WHAT IS EXPECTED :: Write only the number of lines holding the string "heatmap".

DATA TO USE ::
* START *

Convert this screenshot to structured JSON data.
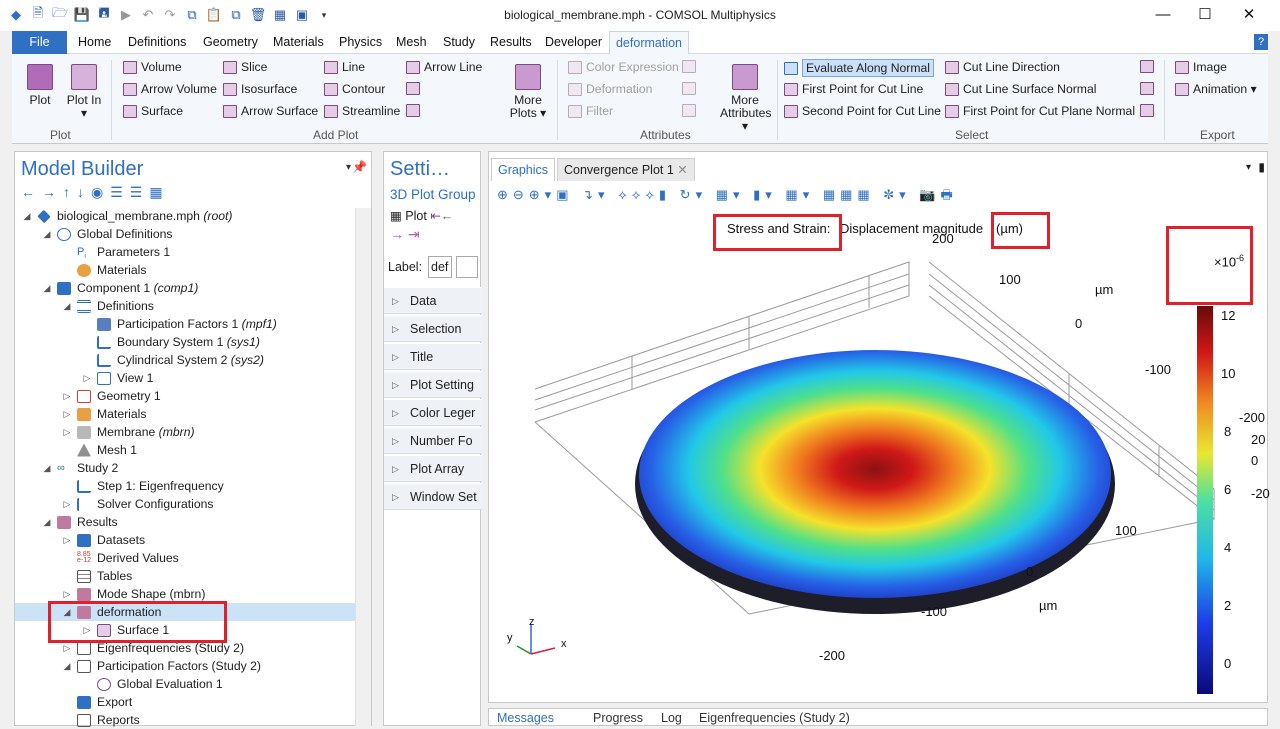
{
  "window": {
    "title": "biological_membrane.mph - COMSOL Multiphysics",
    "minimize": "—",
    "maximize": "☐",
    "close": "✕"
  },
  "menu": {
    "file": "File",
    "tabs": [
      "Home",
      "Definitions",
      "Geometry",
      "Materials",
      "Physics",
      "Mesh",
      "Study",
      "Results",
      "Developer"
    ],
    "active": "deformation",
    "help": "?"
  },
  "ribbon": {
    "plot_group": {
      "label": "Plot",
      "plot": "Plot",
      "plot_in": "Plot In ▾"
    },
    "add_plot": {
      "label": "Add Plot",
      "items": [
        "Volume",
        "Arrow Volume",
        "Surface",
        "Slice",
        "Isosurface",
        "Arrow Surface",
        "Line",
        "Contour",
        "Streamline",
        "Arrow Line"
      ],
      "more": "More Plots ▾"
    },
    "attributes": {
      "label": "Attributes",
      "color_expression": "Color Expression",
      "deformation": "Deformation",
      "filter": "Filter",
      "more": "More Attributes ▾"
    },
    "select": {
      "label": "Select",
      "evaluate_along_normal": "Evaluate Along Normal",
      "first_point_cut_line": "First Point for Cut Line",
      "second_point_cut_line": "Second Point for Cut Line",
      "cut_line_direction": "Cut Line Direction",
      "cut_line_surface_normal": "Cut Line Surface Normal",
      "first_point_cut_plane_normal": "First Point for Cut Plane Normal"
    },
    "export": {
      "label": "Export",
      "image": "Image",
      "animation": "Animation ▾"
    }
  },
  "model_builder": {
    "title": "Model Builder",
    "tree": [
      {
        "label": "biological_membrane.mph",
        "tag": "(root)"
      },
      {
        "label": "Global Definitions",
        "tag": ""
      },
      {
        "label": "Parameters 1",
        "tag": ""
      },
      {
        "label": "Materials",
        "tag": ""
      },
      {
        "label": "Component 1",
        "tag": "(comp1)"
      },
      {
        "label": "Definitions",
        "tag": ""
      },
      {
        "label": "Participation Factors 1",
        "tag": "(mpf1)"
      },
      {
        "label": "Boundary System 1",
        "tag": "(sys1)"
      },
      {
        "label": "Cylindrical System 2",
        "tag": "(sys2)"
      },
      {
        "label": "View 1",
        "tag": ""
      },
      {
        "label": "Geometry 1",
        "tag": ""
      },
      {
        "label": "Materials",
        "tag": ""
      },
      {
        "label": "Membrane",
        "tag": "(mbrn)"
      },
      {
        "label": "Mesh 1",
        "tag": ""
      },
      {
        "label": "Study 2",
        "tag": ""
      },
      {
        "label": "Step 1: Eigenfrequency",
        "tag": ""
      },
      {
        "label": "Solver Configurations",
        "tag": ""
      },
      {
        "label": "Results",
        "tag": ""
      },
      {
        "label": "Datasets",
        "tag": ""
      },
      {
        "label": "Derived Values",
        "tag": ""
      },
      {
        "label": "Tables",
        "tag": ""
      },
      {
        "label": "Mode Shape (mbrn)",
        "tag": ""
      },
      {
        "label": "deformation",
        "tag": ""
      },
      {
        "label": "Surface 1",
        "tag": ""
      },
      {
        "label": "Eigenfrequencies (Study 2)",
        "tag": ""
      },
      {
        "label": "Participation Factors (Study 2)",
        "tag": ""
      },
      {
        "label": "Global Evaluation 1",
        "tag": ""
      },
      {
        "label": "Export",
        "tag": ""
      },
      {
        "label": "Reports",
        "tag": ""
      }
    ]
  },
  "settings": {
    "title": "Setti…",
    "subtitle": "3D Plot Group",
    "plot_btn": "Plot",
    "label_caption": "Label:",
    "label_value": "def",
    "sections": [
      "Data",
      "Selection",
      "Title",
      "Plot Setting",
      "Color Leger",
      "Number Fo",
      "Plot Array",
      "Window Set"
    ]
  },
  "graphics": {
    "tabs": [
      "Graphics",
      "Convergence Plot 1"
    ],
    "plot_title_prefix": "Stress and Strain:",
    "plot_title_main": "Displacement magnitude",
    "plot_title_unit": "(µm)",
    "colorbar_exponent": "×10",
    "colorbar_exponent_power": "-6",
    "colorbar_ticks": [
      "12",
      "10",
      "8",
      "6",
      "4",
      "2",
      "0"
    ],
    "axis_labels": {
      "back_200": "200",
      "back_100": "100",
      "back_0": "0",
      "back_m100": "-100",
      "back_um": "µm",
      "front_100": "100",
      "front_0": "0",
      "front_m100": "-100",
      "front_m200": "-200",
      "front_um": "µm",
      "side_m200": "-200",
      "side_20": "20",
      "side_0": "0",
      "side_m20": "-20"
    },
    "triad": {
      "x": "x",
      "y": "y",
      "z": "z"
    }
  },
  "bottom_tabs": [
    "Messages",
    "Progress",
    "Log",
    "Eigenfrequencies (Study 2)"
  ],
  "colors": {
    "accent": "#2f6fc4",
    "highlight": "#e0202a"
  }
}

* END *
* START *

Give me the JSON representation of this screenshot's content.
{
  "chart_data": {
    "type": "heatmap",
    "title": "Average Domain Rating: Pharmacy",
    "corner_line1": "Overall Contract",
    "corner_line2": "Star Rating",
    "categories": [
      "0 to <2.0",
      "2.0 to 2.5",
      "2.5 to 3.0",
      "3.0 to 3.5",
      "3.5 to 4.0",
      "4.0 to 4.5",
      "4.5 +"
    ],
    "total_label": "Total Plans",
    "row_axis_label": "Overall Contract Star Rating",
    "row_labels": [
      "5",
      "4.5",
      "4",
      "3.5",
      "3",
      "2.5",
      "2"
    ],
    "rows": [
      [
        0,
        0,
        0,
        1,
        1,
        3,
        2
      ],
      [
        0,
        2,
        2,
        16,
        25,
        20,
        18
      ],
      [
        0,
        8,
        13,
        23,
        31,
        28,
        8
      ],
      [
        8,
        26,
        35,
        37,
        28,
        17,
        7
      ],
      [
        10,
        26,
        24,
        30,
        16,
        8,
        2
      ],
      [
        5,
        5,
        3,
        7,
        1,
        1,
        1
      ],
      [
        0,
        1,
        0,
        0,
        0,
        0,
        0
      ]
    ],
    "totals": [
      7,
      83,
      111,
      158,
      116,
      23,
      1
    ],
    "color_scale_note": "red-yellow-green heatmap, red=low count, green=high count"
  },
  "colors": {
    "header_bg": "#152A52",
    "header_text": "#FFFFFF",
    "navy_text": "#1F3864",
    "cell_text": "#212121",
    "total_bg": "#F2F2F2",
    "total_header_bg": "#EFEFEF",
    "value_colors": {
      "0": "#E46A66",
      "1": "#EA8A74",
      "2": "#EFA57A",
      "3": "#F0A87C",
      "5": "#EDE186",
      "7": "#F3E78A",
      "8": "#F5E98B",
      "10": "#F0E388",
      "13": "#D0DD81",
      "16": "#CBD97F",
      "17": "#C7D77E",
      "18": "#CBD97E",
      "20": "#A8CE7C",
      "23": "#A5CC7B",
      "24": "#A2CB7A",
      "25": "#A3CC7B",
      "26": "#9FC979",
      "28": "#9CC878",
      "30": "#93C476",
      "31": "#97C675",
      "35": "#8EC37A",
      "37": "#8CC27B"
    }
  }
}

* END *

WRITTEN ANSWER :: 2